Copy everything from the first of the lines below down through the line containing "trex1000-logo: tre X", keeping each one unchanged.
* Begin *
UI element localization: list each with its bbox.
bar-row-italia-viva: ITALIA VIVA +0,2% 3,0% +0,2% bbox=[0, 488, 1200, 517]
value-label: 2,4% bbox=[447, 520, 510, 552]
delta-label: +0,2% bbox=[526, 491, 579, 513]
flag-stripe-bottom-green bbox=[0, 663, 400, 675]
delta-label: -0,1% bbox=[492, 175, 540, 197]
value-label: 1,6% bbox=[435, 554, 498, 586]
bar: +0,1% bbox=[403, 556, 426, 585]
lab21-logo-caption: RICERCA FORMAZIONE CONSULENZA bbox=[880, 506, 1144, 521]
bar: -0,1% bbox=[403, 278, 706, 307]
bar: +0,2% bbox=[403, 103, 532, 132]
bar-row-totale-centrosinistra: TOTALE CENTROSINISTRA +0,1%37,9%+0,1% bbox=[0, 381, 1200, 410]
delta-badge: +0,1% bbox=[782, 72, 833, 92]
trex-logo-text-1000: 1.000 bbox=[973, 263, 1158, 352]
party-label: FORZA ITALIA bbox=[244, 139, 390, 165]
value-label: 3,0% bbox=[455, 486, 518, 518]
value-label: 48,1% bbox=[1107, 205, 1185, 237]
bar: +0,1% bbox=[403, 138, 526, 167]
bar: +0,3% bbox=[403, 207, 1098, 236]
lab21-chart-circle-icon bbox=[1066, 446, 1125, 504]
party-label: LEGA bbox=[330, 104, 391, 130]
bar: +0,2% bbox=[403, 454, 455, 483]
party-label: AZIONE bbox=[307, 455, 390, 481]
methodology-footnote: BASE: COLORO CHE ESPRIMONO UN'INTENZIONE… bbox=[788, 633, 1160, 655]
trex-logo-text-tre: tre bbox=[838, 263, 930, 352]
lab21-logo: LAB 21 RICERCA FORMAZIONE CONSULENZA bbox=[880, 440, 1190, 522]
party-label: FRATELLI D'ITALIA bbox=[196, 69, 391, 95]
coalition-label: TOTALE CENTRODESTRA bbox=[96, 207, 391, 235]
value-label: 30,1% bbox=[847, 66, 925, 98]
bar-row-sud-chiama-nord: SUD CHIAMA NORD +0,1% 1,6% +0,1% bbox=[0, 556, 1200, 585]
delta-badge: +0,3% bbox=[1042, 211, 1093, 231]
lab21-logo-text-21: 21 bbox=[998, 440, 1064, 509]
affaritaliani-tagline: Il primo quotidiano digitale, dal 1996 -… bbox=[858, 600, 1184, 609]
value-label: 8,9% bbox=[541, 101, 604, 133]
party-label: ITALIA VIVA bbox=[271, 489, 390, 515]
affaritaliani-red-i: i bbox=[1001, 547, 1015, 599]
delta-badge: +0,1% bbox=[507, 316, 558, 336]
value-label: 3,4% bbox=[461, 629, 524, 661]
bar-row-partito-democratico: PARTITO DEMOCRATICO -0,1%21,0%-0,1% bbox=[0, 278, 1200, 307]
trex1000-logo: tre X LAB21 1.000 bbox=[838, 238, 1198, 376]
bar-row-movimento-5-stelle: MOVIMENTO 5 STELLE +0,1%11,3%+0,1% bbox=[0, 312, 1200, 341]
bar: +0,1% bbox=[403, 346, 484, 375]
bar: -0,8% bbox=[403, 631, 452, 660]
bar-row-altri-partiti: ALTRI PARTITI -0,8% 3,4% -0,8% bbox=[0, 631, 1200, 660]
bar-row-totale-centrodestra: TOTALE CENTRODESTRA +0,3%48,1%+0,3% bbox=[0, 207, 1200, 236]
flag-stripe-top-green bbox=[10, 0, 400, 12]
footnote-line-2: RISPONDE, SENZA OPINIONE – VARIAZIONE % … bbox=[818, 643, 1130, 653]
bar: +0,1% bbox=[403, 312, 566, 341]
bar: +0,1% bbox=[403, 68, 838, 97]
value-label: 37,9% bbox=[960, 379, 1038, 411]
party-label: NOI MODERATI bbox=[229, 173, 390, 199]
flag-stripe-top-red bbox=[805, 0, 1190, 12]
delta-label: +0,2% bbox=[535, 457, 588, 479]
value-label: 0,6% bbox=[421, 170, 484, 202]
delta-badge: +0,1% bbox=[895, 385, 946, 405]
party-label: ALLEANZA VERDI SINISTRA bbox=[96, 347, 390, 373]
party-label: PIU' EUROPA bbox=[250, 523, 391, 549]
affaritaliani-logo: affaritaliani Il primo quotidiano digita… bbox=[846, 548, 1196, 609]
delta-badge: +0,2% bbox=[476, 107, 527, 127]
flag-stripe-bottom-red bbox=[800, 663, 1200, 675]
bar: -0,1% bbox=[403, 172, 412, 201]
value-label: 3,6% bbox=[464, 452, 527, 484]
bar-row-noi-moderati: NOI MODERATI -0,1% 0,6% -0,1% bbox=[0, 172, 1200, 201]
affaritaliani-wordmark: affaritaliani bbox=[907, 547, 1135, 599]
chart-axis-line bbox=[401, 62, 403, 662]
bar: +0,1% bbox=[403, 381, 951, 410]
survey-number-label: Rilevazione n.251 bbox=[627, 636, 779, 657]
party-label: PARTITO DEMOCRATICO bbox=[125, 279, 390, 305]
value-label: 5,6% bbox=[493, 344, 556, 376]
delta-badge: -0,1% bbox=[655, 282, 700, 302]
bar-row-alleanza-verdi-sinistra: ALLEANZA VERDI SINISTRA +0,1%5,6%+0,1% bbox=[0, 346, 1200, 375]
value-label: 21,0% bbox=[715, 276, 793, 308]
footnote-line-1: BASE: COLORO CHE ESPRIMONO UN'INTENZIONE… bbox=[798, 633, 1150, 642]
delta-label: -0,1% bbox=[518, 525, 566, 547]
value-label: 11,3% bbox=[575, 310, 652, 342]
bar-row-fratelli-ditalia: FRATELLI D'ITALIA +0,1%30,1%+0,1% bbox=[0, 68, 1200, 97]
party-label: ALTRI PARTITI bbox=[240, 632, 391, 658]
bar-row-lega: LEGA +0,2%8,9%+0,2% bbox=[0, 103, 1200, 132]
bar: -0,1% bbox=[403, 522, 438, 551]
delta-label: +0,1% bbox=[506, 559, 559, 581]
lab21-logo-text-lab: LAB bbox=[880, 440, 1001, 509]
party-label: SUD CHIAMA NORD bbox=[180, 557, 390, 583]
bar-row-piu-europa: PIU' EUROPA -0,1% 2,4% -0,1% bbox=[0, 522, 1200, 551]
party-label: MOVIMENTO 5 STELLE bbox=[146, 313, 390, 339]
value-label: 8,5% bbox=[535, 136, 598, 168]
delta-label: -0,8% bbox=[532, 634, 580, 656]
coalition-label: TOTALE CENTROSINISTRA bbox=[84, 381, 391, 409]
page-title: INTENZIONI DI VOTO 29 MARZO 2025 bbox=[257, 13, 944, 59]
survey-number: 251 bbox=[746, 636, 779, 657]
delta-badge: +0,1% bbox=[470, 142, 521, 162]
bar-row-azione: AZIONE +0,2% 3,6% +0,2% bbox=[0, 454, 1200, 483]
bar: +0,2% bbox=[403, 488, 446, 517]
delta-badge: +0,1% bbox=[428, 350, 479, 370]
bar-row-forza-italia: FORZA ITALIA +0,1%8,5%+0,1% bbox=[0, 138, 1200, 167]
* End *
* [EXERCISE ANSWER]
UI element localization: list each with its bbox.
bar-row-italia-viva: ITALIA VIVA +0,2% 3,0% +0,2% bbox=[0, 488, 1200, 517]
value-label: 2,4% bbox=[447, 520, 510, 552]
delta-label: +0,2% bbox=[526, 491, 579, 513]
flag-stripe-bottom-green bbox=[0, 663, 400, 675]
delta-label: -0,1% bbox=[492, 175, 540, 197]
value-label: 1,6% bbox=[435, 554, 498, 586]
bar: +0,1% bbox=[403, 556, 426, 585]
lab21-logo-caption: RICERCA FORMAZIONE CONSULENZA bbox=[880, 506, 1144, 521]
bar: -0,1% bbox=[403, 278, 706, 307]
bar: +0,2% bbox=[403, 103, 532, 132]
bar-row-totale-centrosinistra: TOTALE CENTROSINISTRA +0,1%37,9%+0,1% bbox=[0, 381, 1200, 410]
delta-badge: +0,1% bbox=[782, 72, 833, 92]
trex-logo-text-1000: 1.000 bbox=[973, 263, 1158, 352]
party-label: FORZA ITALIA bbox=[244, 139, 390, 165]
value-label: 3,0% bbox=[455, 486, 518, 518]
value-label: 48,1% bbox=[1107, 205, 1185, 237]
bar: +0,1% bbox=[403, 138, 526, 167]
bar: +0,3% bbox=[403, 207, 1098, 236]
lab21-chart-circle-icon bbox=[1066, 446, 1125, 504]
party-label: LEGA bbox=[330, 104, 391, 130]
bar: +0,2% bbox=[403, 454, 455, 483]
party-label: AZIONE bbox=[307, 455, 390, 481]
methodology-footnote: BASE: COLORO CHE ESPRIMONO UN'INTENZIONE… bbox=[788, 633, 1160, 655]
trex-logo-text-tre: tre bbox=[838, 263, 930, 352]
lab21-logo: LAB 21 RICERCA FORMAZIONE CONSULENZA bbox=[880, 440, 1190, 522]
party-label: FRATELLI D'ITALIA bbox=[196, 69, 391, 95]
coalition-label: TOTALE CENTRODESTRA bbox=[96, 207, 391, 235]
value-label: 30,1% bbox=[847, 66, 925, 98]
bar-row-sud-chiama-nord: SUD CHIAMA NORD +0,1% 1,6% +0,1% bbox=[0, 556, 1200, 585]
delta-badge: +0,3% bbox=[1042, 211, 1093, 231]
lab21-logo-text-21: 21 bbox=[998, 440, 1064, 509]
affaritaliani-tagline: Il primo quotidiano digitale, dal 1996 -… bbox=[858, 600, 1184, 609]
value-label: 8,9% bbox=[541, 101, 604, 133]
party-label: ITALIA VIVA bbox=[271, 489, 390, 515]
affaritaliani-red-i: i bbox=[1001, 547, 1015, 599]
delta-badge: +0,1% bbox=[507, 316, 558, 336]
value-label: 3,4% bbox=[461, 629, 524, 661]
bar-row-partito-democratico: PARTITO DEMOCRATICO -0,1%21,0%-0,1% bbox=[0, 278, 1200, 307]
trex1000-logo: tre X LAB21 1.000 bbox=[838, 238, 1198, 376]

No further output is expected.